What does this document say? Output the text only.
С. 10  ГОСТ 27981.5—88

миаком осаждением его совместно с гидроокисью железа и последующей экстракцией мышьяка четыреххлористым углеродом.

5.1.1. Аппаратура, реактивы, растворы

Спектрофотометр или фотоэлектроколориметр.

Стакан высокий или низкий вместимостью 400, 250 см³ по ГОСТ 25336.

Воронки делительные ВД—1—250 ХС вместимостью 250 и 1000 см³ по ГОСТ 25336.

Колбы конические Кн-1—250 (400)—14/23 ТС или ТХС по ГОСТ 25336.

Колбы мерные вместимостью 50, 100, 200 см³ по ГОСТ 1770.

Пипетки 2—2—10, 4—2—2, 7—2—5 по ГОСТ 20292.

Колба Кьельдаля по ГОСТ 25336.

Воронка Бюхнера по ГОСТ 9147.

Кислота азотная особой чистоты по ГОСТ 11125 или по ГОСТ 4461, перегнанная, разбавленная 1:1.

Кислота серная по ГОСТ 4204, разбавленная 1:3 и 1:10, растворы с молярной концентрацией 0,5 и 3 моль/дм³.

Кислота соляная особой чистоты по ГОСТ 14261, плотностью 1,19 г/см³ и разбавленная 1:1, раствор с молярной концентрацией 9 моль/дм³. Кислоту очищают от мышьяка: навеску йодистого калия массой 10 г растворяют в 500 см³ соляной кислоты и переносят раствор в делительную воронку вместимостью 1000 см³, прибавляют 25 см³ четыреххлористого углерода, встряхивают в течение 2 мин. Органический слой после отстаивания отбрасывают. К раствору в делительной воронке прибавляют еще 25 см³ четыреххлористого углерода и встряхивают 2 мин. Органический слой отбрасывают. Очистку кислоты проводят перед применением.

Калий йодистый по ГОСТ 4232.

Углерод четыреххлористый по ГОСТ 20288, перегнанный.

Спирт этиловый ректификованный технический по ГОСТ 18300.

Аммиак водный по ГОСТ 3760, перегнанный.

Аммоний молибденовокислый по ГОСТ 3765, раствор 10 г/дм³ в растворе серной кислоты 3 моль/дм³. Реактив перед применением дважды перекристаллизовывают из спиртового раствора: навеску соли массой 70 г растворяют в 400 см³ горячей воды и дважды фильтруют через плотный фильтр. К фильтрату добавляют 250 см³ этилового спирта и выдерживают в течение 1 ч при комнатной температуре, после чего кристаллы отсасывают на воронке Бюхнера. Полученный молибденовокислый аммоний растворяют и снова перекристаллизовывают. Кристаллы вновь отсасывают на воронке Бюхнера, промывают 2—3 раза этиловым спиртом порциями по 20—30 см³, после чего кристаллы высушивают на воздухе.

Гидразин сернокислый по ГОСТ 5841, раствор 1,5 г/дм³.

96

**The exercise:** Copy out all of the data exactly, leaving nothing out.

**Expected answer:**
What does this document say? Output the text only.
С. 10  ГОСТ 27981.5—88

миаком осаждением его совместно с гидроокисью железа и последующей экстракцией мышьяка четыреххлористым углеродом.

5.1.1. Аппаратура, реактивы, растворы

Спектрофотометр или фотоэлектроколориметр.

Стакан высокий или низкий вместимостью 400, 250 см³ по ГОСТ 25336.

Воронки делительные ВД—1—250 ХС вместимостью 250 и 1000 см³ по ГОСТ 25336.

Колбы конические Кн-1—250 (400)—14/23 ТС или ТХС по ГОСТ 25336.

Колбы мерные вместимостью 50, 100, 200 см³ по ГОСТ 1770.

Пипетки 2—2—10, 4—2—2, 7—2—5 по ГОСТ 20292.

Колба Кьельдаля по ГОСТ 25336.

Воронка Бюхнера по ГОСТ 9147.

Кислота азотная особой чистоты по ГОСТ 11125 или по ГОСТ 4461, перегнанная, разбавленная 1:1.

Кислота серная по ГОСТ 4204, разбавленная 1:3 и 1:10, растворы с молярной концентрацией 0,5 и 3 моль/дм³.

Кислота соляная особой чистоты по ГОСТ 14261, плотностью 1,19 г/см³ и разбавленная 1:1, раствор с молярной концентрацией 9 моль/дм³. Кислоту очищают от мышьяка: навеску йодистого калия массой 10 г растворяют в 500 см³ соляной кислоты и переносят раствор в делительную воронку вместимостью 1000 см³, прибавляют 25 см³ четыреххлористого углерода, встряхивают в течение 2 мин. Органический слой после отстаивания отбрасывают. К раствору в делительной воронке прибавляют еще 25 см³ четыреххлористого углерода и встряхивают 2 мин. Органический слой отбрасывают. Очистку кислоты проводят перед применением.

Калий йодистый по ГОСТ 4232.

Углерод четыреххлористый по ГОСТ 20288, перегнанный.

Спирт этиловый ректификованный технический по ГОСТ 18300.

Аммиак водный по ГОСТ 3760, перегнанный.

Аммоний молибденовокислый по ГОСТ 3765, раствор 10 г/дм³ в растворе серной кислоты 3 моль/дм³. Реактив перед применением дважды перекристаллизовывают из спиртового раствора: навеску соли массой 70 г растворяют в 400 см³ горячей воды и дважды фильтруют через плотный фильтр. К фильтрату добавляют 250 см³ этилового спирта и выдерживают в течение 1 ч при комнатной температуре, после чего кристаллы отсасывают на воронке Бюхнера. Полученный молибденовокислый аммоний растворяют и снова перекристаллизовывают. Кристаллы вновь отсасывают на воронке Бюхнера, промывают 2—3 раза этиловым спиртом порциями по 20—30 см³, после чего кристаллы высушивают на воздухе.

Гидразин сернокислый по ГОСТ 5841, раствор 1,5 г/дм³.

96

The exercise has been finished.